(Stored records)
-*-*-

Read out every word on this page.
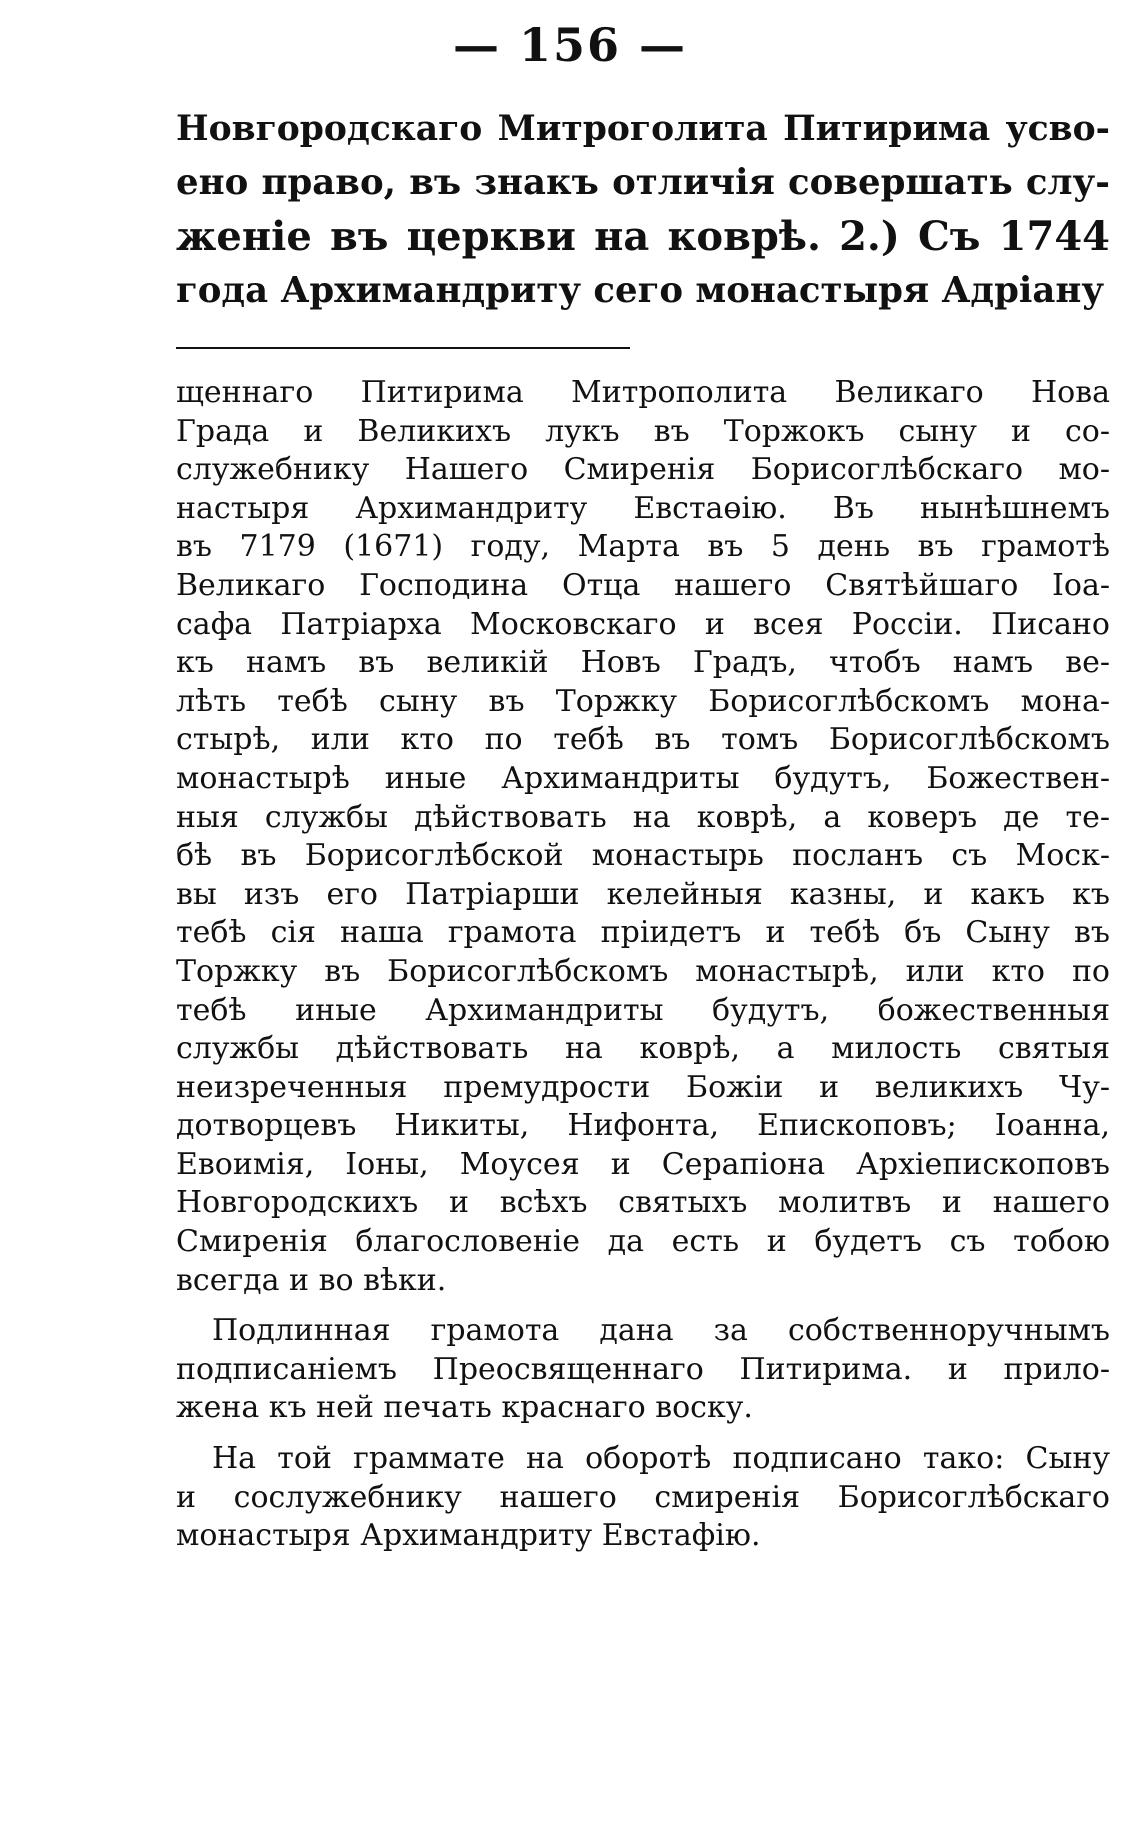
— 156 —
Новгородскаго Митроголита Питирима усво-
ено право, въ знакъ отличія совершать слу-
женіе въ церкви на коврѣ. 2.) Съ 1744
года Архимандриту сего монастыря Адріану
щеннаго Питирима Митрополита Великаго Нова
Града и Великихъ лукъ въ Торжокъ сыну и со-
служебнику Нашего Смиренія Борисоглѣбскаго мо-
настыря Архимандриту Евстаөію. Въ нынѣшнемъ
въ 7179 (1671) году, Марта въ 5 день въ грамотѣ
Великаго Господина Отца нашего Святѣйшаго Іоа-
сафа Патріарха Московскаго и всея Россіи. Писано
къ намъ въ великій Новъ Градъ, чтобъ намъ ве-
лѣть тебѣ сыну въ Торжку Борисоглѣбскомъ мона-
стырѣ, или кто по тебѣ въ томъ Борисоглѣбскомъ
монастырѣ иные Архимандриты будутъ, Божествен-
ныя службы дѣйствовать на коврѣ, а коверъ де те-
бѣ въ Борисоглѣбской монастырь посланъ съ Моск-
вы изъ его Патріарши келейныя казны, и какъ къ
тебѣ сія наша грамота пріидетъ и тебѣ бъ Сыну въ
Торжку въ Борисоглѣбскомъ монастырѣ, или кто по
тебѣ иные Архимандриты будутъ, божественныя
службы дѣйствовать на коврѣ, а милость святыя
неизреченныя премудрости Божіи и великихъ Чу-
дотворцевъ Никиты, Нифонта, Епископовъ; Іоанна,
Евоимія, Іоны, Моусея и Серапіона Архіепископовъ
Новгородскихъ и всѣхъ святыхъ молитвъ и нашего
Смиренія благословеніе да есть и будетъ съ тобою
всегда и во вѣки.
Подлинная грамота дана за собственноручнымъ
подписаніемъ Преосвященнаго Питирима. и прило-
жена къ ней печать краснаго воску.
На той граммате на оборотѣ подписано тако: Сыну
и сослужебнику нашего смиренія Борисоглѣбскаго
монастыря Архимандриту Евстафію.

-*-*-

> **Brief**
Using the records above, copy every line that has the word "иные" in it.

> **Final result**
монастырѣ иные Архимандриты будутъ, Божествен-
тебѣ иные Архимандриты будутъ, божественныя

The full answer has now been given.